--- start Passage ---

>I think you misunderstood what I wrote,
>if perfect play on 9x9 is 6000 Elo, then if the value function is 3000 
>Elo and MC eval is 2000 Elo with 1 second thinking time then  it might 
>be that the combination of a value function and MC eval ends up being 
>2700 Elo. It could also be that it ends up at 3200 Elo.
>I personally believe MC eval alone can be very strong so it might be 
>that the capacity of a neural network is not enough to replace MC eval.
>When I wrote "converge to perfection" it was not to claim that the Zero 
>approach reaches perfection, just that it get stronger over time.

How to gurantee the improvement does not stop nor 
oscillate?  Actually, the first instance (40 layer version) 
of AlphaGo Zero stopped improvements in three days (at 
least looks so).

>The interesting question is if old school MC evaluation can fill up the 
>knowledge gaps of the value function.

My point is that.  As value networks approximate the value 
function in vary rough manner (ie, smoother parts) due to 
not enough freedom and/or samples and MC rollouts can 
implement (maybe partly) the detail parts of the function, 
mixing those two could yields better approximation (in 
theory :).


>For my own Odin project I am not working on the MC evaluation currently, 
>since only when I a have final neural network solution can I see which 
>weaknesses I need to fix.
>On 2018-03-05 21:12, Hideki Kato wrote:
>> DCNNs are not magic but just non-linear continuous function
>> approximators with finite freedom and we can provide up to
>> 10^8 samples (board positions) in practice.

--- end Passage ---

Written problem A
Reproduce the part of the message on value networks and MC evaluation that begins at the words "How to gurantee" and ends after the words "the value function.".

--- start Task data ---

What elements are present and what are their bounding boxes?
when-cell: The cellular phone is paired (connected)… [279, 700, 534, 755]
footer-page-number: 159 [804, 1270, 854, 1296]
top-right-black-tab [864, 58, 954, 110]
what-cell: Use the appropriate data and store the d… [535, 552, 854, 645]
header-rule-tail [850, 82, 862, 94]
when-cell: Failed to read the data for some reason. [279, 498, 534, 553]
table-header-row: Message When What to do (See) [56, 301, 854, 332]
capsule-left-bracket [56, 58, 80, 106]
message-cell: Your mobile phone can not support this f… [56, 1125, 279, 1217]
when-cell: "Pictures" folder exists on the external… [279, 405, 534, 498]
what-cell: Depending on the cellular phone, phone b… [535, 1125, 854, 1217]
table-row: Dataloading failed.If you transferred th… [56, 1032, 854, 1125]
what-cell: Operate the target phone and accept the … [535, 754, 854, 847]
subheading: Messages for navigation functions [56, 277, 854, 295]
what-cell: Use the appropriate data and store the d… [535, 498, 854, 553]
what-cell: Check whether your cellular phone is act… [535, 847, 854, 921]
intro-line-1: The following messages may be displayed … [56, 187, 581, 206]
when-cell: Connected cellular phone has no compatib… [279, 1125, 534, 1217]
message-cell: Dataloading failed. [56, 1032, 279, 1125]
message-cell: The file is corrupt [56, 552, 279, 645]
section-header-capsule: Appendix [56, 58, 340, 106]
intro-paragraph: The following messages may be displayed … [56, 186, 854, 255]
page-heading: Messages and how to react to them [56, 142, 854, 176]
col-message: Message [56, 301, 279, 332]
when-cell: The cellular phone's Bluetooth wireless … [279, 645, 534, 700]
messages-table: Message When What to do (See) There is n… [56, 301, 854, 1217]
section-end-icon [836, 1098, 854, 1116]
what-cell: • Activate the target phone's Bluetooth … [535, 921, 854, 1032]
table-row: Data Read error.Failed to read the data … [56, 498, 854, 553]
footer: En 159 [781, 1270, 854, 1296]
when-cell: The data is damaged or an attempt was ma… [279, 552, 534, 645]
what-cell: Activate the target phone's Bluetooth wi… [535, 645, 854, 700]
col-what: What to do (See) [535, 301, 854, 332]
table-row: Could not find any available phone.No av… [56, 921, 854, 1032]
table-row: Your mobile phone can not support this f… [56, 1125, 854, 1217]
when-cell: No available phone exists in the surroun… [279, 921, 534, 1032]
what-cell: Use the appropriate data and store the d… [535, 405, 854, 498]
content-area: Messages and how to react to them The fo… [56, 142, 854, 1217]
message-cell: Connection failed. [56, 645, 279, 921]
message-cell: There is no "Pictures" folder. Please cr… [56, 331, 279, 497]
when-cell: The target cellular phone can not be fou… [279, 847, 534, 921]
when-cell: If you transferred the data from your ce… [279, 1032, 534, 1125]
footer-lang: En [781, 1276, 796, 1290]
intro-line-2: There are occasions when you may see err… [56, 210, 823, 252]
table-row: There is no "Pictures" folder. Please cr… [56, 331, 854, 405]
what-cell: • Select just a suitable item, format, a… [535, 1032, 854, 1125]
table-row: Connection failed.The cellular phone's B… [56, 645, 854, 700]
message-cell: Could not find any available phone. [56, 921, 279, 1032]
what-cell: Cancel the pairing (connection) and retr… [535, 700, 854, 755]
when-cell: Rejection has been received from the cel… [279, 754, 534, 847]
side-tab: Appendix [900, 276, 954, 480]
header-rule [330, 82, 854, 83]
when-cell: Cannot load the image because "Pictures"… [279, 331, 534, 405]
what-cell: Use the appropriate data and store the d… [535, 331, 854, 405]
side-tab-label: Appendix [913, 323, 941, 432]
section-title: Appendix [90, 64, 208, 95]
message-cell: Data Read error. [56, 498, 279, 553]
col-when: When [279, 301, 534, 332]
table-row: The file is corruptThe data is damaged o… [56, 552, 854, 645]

--- end Task data ---

Written problem B
Present the lines of the records as a numbered list, from the first line of the records through the line that contains "top-right-black-tab [864, 58, 954, 110]", with both ends included and blank lines omitted.

Exercise answer A
How to gurantee the improvement does not stop nor 
oscillate?  Actually, the first instance (40 layer version) 
of AlphaGo Zero stopped improvements in three days (at 
least looks so).

>The interesting question is if old school MC evaluation can fill up the 
>knowledge gaps of the value function.

Exercise answer B
1. What elements are present and what are their bounding boxes?
2. when-cell: The cellular phone is paired (connected)… [279, 700, 534, 755]
3. footer-page-number: 159 [804, 1270, 854, 1296]
4. top-right-black-tab [864, 58, 954, 110]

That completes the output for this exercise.